SET TASK: Go through the records and give each one again exactly.

Dataset listings of figures:
>>>

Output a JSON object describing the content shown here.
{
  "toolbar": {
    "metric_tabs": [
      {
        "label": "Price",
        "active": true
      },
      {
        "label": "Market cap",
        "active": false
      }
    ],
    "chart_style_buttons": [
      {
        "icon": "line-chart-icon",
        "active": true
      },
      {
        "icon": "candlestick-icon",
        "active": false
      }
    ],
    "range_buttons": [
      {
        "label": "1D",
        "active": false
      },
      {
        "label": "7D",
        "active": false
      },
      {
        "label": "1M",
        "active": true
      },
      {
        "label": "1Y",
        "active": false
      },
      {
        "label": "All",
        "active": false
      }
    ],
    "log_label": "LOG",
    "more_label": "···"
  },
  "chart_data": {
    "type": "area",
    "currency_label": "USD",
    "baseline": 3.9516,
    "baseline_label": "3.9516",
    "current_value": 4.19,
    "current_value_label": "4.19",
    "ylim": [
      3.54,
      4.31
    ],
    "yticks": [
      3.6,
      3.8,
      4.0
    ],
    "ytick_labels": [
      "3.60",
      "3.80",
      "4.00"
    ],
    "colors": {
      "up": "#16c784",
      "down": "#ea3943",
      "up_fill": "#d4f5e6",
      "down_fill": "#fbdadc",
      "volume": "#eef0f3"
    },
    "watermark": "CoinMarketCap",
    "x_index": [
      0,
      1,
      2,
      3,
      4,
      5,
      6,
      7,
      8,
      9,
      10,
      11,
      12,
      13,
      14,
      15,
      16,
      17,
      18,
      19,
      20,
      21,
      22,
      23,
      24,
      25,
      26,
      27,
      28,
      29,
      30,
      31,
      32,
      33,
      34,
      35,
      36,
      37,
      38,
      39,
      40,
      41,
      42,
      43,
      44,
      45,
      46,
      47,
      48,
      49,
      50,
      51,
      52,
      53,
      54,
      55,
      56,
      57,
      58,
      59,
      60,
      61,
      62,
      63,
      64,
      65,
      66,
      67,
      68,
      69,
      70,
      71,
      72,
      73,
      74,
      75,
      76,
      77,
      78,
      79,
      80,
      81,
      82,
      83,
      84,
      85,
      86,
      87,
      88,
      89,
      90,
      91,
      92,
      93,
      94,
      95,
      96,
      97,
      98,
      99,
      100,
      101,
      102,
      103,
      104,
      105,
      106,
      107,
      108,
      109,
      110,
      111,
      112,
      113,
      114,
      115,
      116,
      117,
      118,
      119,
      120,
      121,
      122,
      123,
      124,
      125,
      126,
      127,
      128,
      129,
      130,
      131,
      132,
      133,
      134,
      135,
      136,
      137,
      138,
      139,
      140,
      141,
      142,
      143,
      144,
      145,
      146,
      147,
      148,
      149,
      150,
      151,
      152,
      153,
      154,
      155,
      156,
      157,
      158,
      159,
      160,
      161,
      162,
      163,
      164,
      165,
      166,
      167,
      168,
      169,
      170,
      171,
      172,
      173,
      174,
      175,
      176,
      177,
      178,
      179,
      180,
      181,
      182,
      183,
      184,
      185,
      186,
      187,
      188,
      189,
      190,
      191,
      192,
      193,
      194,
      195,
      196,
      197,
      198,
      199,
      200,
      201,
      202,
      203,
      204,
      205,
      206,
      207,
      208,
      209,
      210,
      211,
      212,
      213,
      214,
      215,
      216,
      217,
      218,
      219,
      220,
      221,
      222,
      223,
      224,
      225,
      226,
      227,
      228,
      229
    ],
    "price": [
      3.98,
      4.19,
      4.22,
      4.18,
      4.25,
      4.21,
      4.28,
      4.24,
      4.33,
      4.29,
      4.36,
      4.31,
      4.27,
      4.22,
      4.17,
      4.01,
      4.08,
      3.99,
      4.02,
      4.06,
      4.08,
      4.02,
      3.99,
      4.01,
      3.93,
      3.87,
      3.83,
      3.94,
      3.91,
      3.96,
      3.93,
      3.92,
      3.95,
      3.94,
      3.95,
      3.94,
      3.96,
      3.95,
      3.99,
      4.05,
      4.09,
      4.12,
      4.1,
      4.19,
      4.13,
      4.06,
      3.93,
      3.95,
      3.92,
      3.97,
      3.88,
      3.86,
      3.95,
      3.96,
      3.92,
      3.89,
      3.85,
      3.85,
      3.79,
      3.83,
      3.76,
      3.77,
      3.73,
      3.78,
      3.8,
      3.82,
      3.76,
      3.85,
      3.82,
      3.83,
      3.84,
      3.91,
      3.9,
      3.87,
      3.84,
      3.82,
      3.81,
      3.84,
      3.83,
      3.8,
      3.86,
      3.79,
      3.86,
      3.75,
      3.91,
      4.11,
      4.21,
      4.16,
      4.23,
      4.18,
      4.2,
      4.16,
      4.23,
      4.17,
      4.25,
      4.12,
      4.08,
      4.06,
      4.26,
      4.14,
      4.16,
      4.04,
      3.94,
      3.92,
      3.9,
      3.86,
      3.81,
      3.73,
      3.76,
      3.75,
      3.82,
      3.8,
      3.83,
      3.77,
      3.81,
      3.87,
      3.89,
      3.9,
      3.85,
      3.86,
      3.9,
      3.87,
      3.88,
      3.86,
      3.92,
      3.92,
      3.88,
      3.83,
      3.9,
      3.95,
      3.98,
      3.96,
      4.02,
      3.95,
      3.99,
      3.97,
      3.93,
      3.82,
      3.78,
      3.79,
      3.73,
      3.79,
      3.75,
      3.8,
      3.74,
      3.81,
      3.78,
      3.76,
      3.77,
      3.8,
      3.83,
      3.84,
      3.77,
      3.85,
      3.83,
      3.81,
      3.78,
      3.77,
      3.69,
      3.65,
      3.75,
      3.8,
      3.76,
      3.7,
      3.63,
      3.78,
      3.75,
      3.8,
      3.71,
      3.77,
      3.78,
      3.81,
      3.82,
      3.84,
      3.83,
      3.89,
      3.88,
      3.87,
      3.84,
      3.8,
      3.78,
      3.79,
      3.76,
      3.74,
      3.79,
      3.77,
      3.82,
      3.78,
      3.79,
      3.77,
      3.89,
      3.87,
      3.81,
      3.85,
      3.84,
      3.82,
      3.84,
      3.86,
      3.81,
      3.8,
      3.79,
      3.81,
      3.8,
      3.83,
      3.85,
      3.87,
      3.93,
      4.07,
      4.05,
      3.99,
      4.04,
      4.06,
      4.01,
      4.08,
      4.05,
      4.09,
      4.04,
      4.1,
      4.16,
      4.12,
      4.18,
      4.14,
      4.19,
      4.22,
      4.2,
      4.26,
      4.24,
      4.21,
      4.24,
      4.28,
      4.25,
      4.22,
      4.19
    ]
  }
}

<<<

EXERCISE SOLUTION:
Output a JSON object describing the content shown here.
{
  "toolbar": {
    "metric_tabs": [
      {
        "label": "Price",
        "active": true
      },
      {
        "label": "Market cap",
        "active": false
      }
    ],
    "chart_style_buttons": [
      {
        "icon": "line-chart-icon",
        "active": true
      },
      {
        "icon": "candlestick-icon",
        "active": false
      }
    ],
    "range_buttons": [
      {
        "label": "1D",
        "active": false
      },
      {
        "label": "7D",
        "active": false
      },
      {
        "label": "1M",
        "active": true
      },
      {
        "label": "1Y",
        "active": false
      },
      {
        "label": "All",
        "active": false
      }
    ],
    "log_label": "LOG",
    "more_label": "···"
  },
  "chart_data": {
    "type": "area",
    "currency_label": "USD",
    "baseline": 3.9516,
    "baseline_label": "3.9516",
    "current_value": 4.19,
    "current_value_label": "4.19",
    "ylim": [
      3.54,
      4.31
    ],
    "yticks": [
      3.6,
      3.8,
      4.0
    ],
    "ytick_labels": [
      "3.60",
      "3.80",
      "4.00"
    ],
    "colors": {
      "up": "#16c784",
      "down": "#ea3943",
      "up_fill": "#d4f5e6",
      "down_fill": "#fbdadc",
      "volume": "#eef0f3"
    },
    "watermark": "CoinMarketCap",
    "x_index": [
      0,
      1,
      2,
      3,
      4,
      5,
      6,
      7,
      8,
      9,
      10,
      11,
      12,
      13,
      14,
      15,
      16,
      17,
      18,
      19,
      20,
      21,
      22,
      23,
      24,
      25,
      26,
      27,
      28,
      29,
      30,
      31,
      32,
      33,
      34,
      35,
      36,
      37,
      38,
      39,
      40,
      41,
      42,
      43,
      44,
      45,
      46,
      47,
      48,
      49,
      50,
      51,
      52,
      53,
      54,
      55,
      56,
      57,
      58,
      59,
      60,
      61,
      62,
      63,
      64,
      65,
      66,
      67,
      68,
      69,
      70,
      71,
      72,
      73,
      74,
      75,
      76,
      77,
      78,
      79,
      80,
      81,
      82,
      83,
      84,
      85,
      86,
      87,
      88,
      89,
      90,
      91,
      92,
      93,
      94,
      95,
      96,
      97,
      98,
      99,
      100,
      101,
      102,
      103,
      104,
      105,
      106,
      107,
      108,
      109,
      110,
      111,
      112,
      113,
      114,
      115,
      116,
      117,
      118,
      119,
      120,
      121,
      122,
      123,
      124,
      125,
      126,
      127,
      128,
      129,
      130,
      131,
      132,
      133,
      134,
      135,
      136,
      137,
      138,
      139,
      140,
      141,
      142,
      143,
      144,
      145,
      146,
      147,
      148,
      149,
      150,
      151,
      152,
      153,
      154,
      155,
      156,
      157,
      158,
      159,
      160,
      161,
      162,
      163,
      164,
      165,
      166,
      167,
      168,
      169,
      170,
      171,
      172,
      173,
      174,
      175,
      176,
      177,
      178,
      179,
      180,
      181,
      182,
      183,
      184,
      185,
      186,
      187,
      188,
      189,
      190,
      191,
      192,
      193,
      194,
      195,
      196,
      197,
      198,
      199,
      200,
      201,
      202,
      203,
      204,
      205,
      206,
      207,
      208,
      209,
      210,
      211,
      212,
      213,
      214,
      215,
      216,
      217,
      218,
      219,
      220,
      221,
      222,
      223,
      224,
      225,
      226,
      227,
      228,
      229
    ],
    "price": [
      3.98,
      4.19,
      4.22,
      4.18,
      4.25,
      4.21,
      4.28,
      4.24,
      4.33,
      4.29,
      4.36,
      4.31,
      4.27,
      4.22,
      4.17,
      4.01,
      4.08,
      3.99,
      4.02,
      4.06,
      4.08,
      4.02,
      3.99,
      4.01,
      3.93,
      3.87,
      3.83,
      3.94,
      3.91,
      3.96,
      3.93,
      3.92,
      3.95,
      3.94,
      3.95,
      3.94,
      3.96,
      3.95,
      3.99,
      4.05,
      4.09,
      4.12,
      4.1,
      4.19,
      4.13,
      4.06,
      3.93,
      3.95,
      3.92,
      3.97,
      3.88,
      3.86,
      3.95,
      3.96,
      3.92,
      3.89,
      3.85,
      3.85,
      3.79,
      3.83,
      3.76,
      3.77,
      3.73,
      3.78,
      3.8,
      3.82,
      3.76,
      3.85,
      3.82,
      3.83,
      3.84,
      3.91,
      3.9,
      3.87,
      3.84,
      3.82,
      3.81,
      3.84,
      3.83,
      3.8,
      3.86,
      3.79,
      3.86,
      3.75,
      3.91,
      4.11,
      4.21,
      4.16,
      4.23,
      4.18,
      4.2,
      4.16,
      4.23,
      4.17,
      4.25,
      4.12,
      4.08,
      4.06,
      4.26,
      4.14,
      4.16,
      4.04,
      3.94,
      3.92,
      3.9,
      3.86,
      3.81,
      3.73,
      3.76,
      3.75,
      3.82,
      3.8,
      3.83,
      3.77,
      3.81,
      3.87,
      3.89,
      3.9,
      3.85,
      3.86,
      3.9,
      3.87,
      3.88,
      3.86,
      3.92,
      3.92,
      3.88,
      3.83,
      3.9,
      3.95,
      3.98,
      3.96,
      4.02,
      3.95,
      3.99,
      3.97,
      3.93,
      3.82,
      3.78,
      3.79,
      3.73,
      3.79,
      3.75,
      3.8,
      3.74,
      3.81,
      3.78,
      3.76,
      3.77,
      3.8,
      3.83,
      3.84,
      3.77,
      3.85,
      3.83,
      3.81,
      3.78,
      3.77,
      3.69,
      3.65,
      3.75,
      3.8,
      3.76,
      3.7,
      3.63,
      3.78,
      3.75,
      3.8,
      3.71,
      3.77,
      3.78,
      3.81,
      3.82,
      3.84,
      3.83,
      3.89,
      3.88,
      3.87,
      3.84,
      3.8,
      3.78,
      3.79,
      3.76,
      3.74,
      3.79,
      3.77,
      3.82,
      3.78,
      3.79,
      3.77,
      3.89,
      3.87,
      3.81,
      3.85,
      3.84,
      3.82,
      3.84,
      3.86,
      3.81,
      3.8,
      3.79,
      3.81,
      3.8,
      3.83,
      3.85,
      3.87,
      3.93,
      4.07,
      4.05,
      3.99,
      4.04,
      4.06,
      4.01,
      4.08,
      4.05,
      4.09,
      4.04,
      4.1,
      4.16,
      4.12,
      4.18,
      4.14,
      4.19,
      4.22,
      4.2,
      4.26,
      4.24,
      4.21,
      4.24,
      4.28,
      4.25,
      4.22,
      4.19
    ]
  }
}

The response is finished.